***** DATA FOR THIS TASK

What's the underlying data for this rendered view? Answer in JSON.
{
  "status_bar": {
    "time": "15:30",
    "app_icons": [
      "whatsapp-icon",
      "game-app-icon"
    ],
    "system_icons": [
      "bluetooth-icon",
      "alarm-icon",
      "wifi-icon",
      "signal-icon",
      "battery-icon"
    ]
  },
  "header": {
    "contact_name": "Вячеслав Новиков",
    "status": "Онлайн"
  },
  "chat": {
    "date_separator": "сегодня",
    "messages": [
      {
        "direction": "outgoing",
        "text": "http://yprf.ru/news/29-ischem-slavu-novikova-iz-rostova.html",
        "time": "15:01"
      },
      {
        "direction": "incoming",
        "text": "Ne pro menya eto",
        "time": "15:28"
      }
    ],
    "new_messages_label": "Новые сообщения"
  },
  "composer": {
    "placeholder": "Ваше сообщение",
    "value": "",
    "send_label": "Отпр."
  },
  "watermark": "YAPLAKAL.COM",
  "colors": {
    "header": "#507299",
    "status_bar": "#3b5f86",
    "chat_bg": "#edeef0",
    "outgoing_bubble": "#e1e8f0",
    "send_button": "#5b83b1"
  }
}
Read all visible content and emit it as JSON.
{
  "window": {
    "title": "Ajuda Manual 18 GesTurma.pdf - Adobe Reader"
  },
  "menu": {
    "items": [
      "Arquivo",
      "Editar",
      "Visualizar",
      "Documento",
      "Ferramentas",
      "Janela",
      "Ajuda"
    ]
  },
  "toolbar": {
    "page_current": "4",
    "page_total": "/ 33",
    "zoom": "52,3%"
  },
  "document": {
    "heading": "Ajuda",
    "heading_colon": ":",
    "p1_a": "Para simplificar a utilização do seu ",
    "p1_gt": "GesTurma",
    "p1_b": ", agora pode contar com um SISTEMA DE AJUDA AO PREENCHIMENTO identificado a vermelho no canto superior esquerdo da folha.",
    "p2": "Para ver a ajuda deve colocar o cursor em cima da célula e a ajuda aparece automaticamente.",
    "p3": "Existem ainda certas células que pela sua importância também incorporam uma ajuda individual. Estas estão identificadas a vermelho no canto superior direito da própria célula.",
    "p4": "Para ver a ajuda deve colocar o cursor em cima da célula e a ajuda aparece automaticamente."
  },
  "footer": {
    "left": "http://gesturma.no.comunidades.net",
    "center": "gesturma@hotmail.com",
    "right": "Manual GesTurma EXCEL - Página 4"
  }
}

**********
***** DATA FOR THIS TASK

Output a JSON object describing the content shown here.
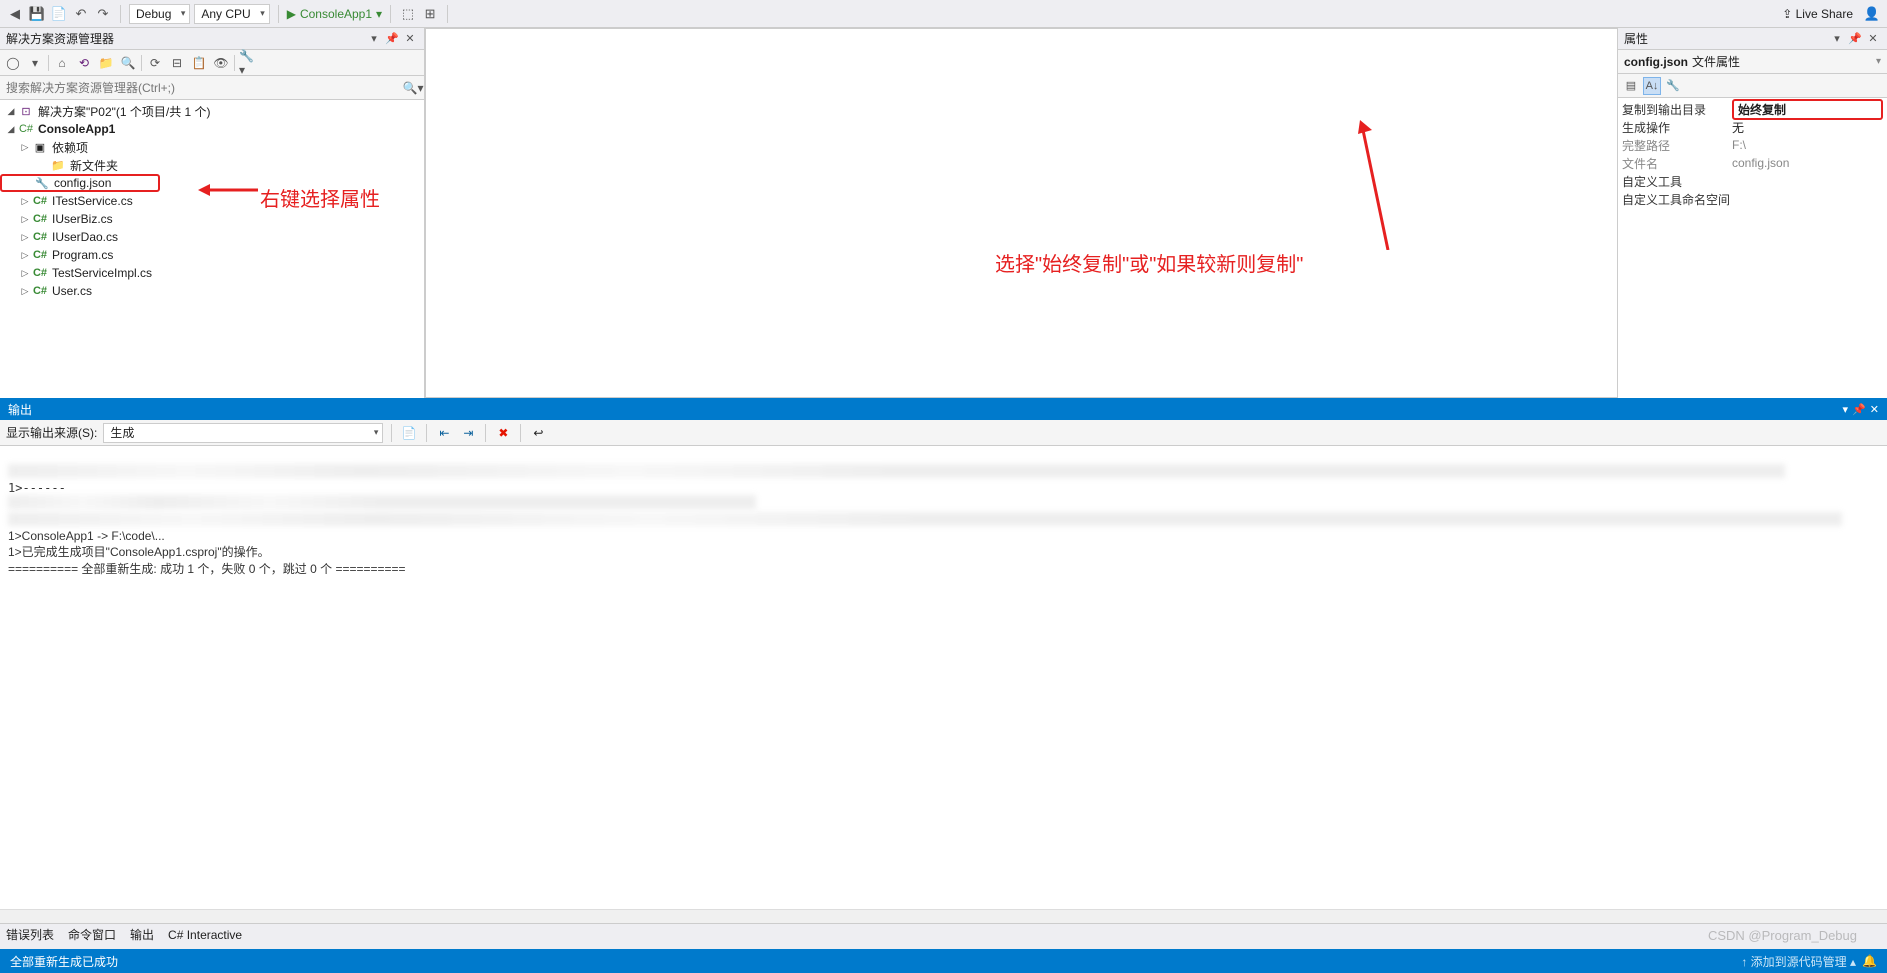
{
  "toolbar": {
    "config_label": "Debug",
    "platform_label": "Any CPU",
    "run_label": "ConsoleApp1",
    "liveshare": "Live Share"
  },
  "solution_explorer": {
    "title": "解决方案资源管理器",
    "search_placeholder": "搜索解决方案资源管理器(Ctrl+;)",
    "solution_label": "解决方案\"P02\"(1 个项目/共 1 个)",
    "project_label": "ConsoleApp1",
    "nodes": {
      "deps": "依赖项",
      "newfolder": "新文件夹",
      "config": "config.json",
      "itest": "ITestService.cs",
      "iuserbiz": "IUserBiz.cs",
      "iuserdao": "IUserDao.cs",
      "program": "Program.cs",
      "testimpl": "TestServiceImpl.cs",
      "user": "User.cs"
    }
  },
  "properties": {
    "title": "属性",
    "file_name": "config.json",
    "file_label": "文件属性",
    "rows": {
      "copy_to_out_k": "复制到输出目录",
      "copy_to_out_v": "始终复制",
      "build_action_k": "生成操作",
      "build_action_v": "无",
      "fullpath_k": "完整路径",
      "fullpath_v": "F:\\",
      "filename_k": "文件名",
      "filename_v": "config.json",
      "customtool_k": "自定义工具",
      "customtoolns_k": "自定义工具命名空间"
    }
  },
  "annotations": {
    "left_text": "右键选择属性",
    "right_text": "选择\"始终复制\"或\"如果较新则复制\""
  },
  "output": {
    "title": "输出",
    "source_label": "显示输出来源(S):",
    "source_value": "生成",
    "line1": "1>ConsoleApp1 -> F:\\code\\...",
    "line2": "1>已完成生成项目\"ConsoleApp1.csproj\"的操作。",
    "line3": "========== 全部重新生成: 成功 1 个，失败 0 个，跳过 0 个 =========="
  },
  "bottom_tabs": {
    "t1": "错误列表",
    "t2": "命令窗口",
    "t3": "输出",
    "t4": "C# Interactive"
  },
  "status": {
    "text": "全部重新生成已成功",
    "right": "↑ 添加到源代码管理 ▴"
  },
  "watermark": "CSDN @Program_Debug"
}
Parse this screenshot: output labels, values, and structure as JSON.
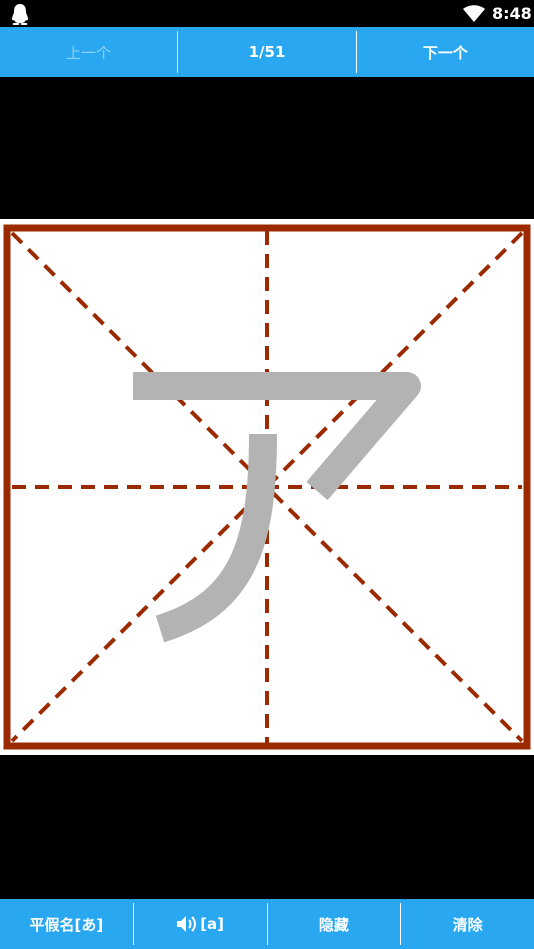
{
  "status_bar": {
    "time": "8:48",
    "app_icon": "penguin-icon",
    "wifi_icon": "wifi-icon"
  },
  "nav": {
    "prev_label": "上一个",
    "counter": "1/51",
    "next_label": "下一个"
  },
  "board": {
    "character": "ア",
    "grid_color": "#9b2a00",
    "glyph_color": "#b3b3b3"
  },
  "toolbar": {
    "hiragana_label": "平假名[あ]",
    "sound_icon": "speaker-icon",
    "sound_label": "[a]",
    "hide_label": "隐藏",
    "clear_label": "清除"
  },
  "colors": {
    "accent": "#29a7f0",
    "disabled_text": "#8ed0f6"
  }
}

**********

- [STATED PROBLEM] Going through the data above, count the lines where the string "watermark" appears, and answer with only that number.

- [EXPECTED ANSWER] 2